WRITTEN EXERCISE: Lift out each line of the data that holds "political".

● ● ●

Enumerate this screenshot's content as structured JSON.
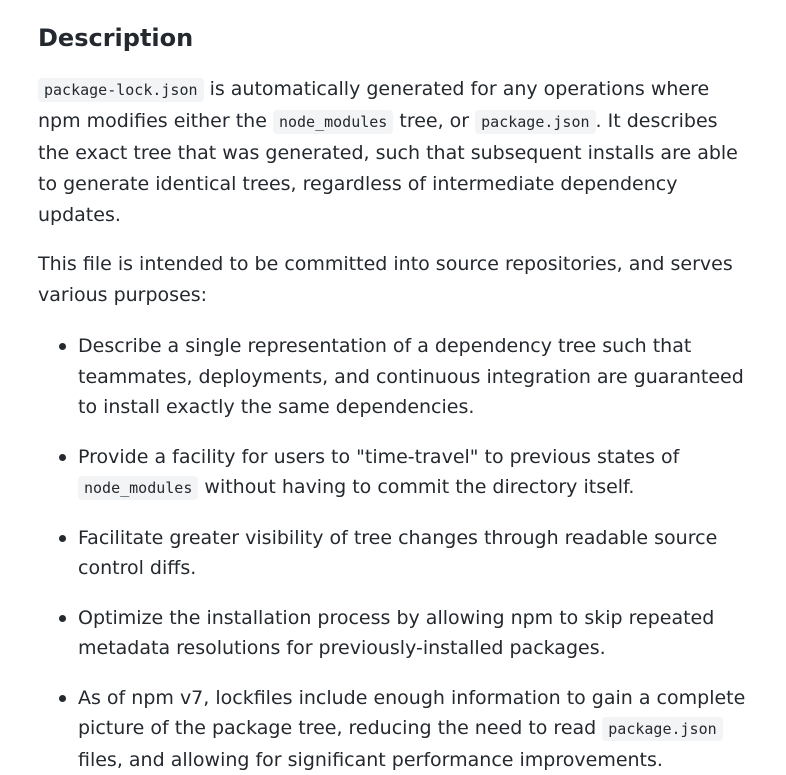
{
  "section": {
    "title": "Description"
  },
  "para1": {
    "code1": "package-lock.json",
    "text1": " is automatically generated for any operations where npm modifies either the ",
    "code2": "node_modules",
    "text2": " tree, or ",
    "code3": "package.json",
    "text3": ". It describes the exact tree that was generated, such that subsequent installs are able to generate identical trees, regardless of intermediate dependency updates."
  },
  "para2": {
    "text": "This file is intended to be committed into source repositories, and serves various purposes:"
  },
  "purposes": [
    {
      "text1": "Describe a single representation of a dependency tree such that teammates, deployments, and continuous integration are guaranteed to install exactly the same dependencies."
    },
    {
      "text1": "Provide a facility for users to \"time-travel\" to previous states of ",
      "code": "node_modules",
      "text2": " without having to commit the directory itself."
    },
    {
      "text1": "Facilitate greater visibility of tree changes through readable source control diffs."
    },
    {
      "text1": "Optimize the installation process by allowing npm to skip repeated metadata resolutions for previously-installed packages."
    },
    {
      "text1": "As of npm v7, lockfiles include enough information to gain a complete picture of the package tree, reducing the need to read ",
      "code": "package.json",
      "text2": " files, and allowing for significant performance improvements."
    }
  ]
}
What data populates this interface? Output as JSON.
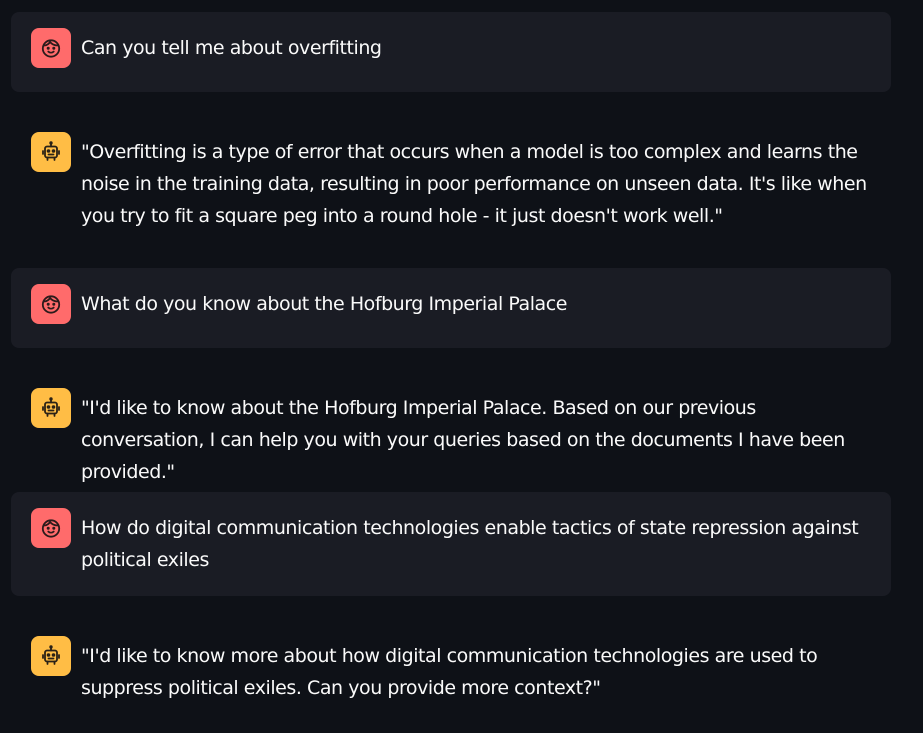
{
  "colors": {
    "background": "#0e1117",
    "user_bubble": "#1a1c24",
    "user_avatar": "#ff6b6b",
    "assistant_avatar": "#ffbd45",
    "text": "#fafafa"
  },
  "messages": [
    {
      "role": "user",
      "avatar_icon": "smiley-face-icon",
      "text": "Can you tell me about overfitting"
    },
    {
      "role": "assistant",
      "avatar_icon": "robot-face-icon",
      "text": "\"Overfitting is a type of error that occurs when a model is too complex and learns the noise in the training data, resulting in poor performance on unseen data. It's like when you try to fit a square peg into a round hole - it just doesn't work well.\""
    },
    {
      "role": "user",
      "avatar_icon": "smiley-face-icon",
      "text": "What do you know about the Hofburg Imperial Palace"
    },
    {
      "role": "assistant",
      "avatar_icon": "robot-face-icon",
      "text": "\"I'd like to know about the Hofburg Imperial Palace. Based on our previous conversation, I can help you with your queries based on the documents I have been provided.\""
    },
    {
      "role": "user",
      "avatar_icon": "smiley-face-icon",
      "text": "How do digital communication technologies enable tactics of state repression against political exiles"
    },
    {
      "role": "assistant",
      "avatar_icon": "robot-face-icon",
      "text": "\"I'd like to know more about how digital communication technologies are used to suppress political exiles. Can you provide more context?\""
    }
  ]
}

● ● ●

SOLUTION TO THIS PROBLEM:
      "text": "How do digital communication technologies enable tactics of state repression against political exiles"
      "text": "\"I'd like to know more about how digital communication technologies are used to suppress political exiles. Can you provide more context?\""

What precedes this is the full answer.